■ Objective:
Transcribe all of the records word for word, but omit the pictures.

■ Dataset extract:
────
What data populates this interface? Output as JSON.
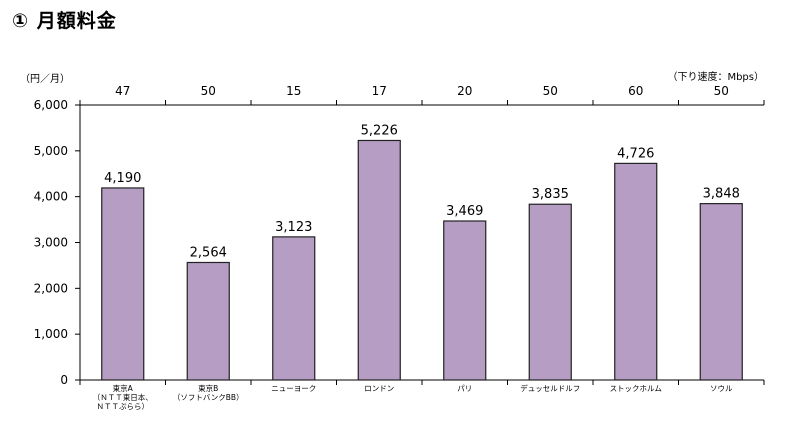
{
  "heading": "① 月額料金",
  "chart_data": {
    "type": "bar",
    "y_unit_label": "（円／月）",
    "speed_unit_label": "（下り速度：Mbps）",
    "categories": [
      [
        "東京A",
        "（ＮＴＴ東日本、",
        "ＮＴＴぷらら）"
      ],
      [
        "東京B",
        "（ソフトバンクBB）"
      ],
      [
        "ニューヨーク"
      ],
      [
        "ロンドン"
      ],
      [
        "パリ"
      ],
      [
        "デュッセルドルフ"
      ],
      [
        "ストックホルム"
      ],
      [
        "ソウル"
      ]
    ],
    "values": [
      4190,
      2564,
      3123,
      5226,
      3469,
      3835,
      4726,
      3848
    ],
    "value_labels": [
      "4,190",
      "2,564",
      "3,123",
      "5,226",
      "3,469",
      "3,835",
      "4,726",
      "3,848"
    ],
    "speeds": [
      "47",
      "50",
      "15",
      "17",
      "20",
      "50",
      "60",
      "50"
    ],
    "ylim": [
      0,
      6000
    ],
    "yticks": [
      0,
      1000,
      2000,
      3000,
      4000,
      5000,
      6000
    ],
    "ytick_labels": [
      "0",
      "1,000",
      "2,000",
      "3,000",
      "4,000",
      "5,000",
      "6,000"
    ],
    "grid": false,
    "bar_color": "#b59dc4",
    "bar_edge_color": "#222222"
  }
}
────
■ Response below:
What data populates this interface? Output as JSON.
{
  "heading": "① 月額料金",
  "chart_data": {
    "type": "bar",
    "y_unit_label": "（円／月）",
    "speed_unit_label": "（下り速度：Mbps）",
    "categories": [
      [
        "東京A",
        "（ＮＴＴ東日本、",
        "ＮＴＴぷらら）"
      ],
      [
        "東京B",
        "（ソフトバンクBB）"
      ],
      [
        "ニューヨーク"
      ],
      [
        "ロンドン"
      ],
      [
        "パリ"
      ],
      [
        "デュッセルドルフ"
      ],
      [
        "ストックホルム"
      ],
      [
        "ソウル"
      ]
    ],
    "values": [
      4190,
      2564,
      3123,
      5226,
      3469,
      3835,
      4726,
      3848
    ],
    "value_labels": [
      "4,190",
      "2,564",
      "3,123",
      "5,226",
      "3,469",
      "3,835",
      "4,726",
      "3,848"
    ],
    "speeds": [
      "47",
      "50",
      "15",
      "17",
      "20",
      "50",
      "60",
      "50"
    ],
    "ylim": [
      0,
      6000
    ],
    "yticks": [
      0,
      1000,
      2000,
      3000,
      4000,
      5000,
      6000
    ],
    "ytick_labels": [
      "0",
      "1,000",
      "2,000",
      "3,000",
      "4,000",
      "5,000",
      "6,000"
    ],
    "grid": false,
    "bar_color": "#b59dc4",
    "bar_edge_color": "#222222"
  }
}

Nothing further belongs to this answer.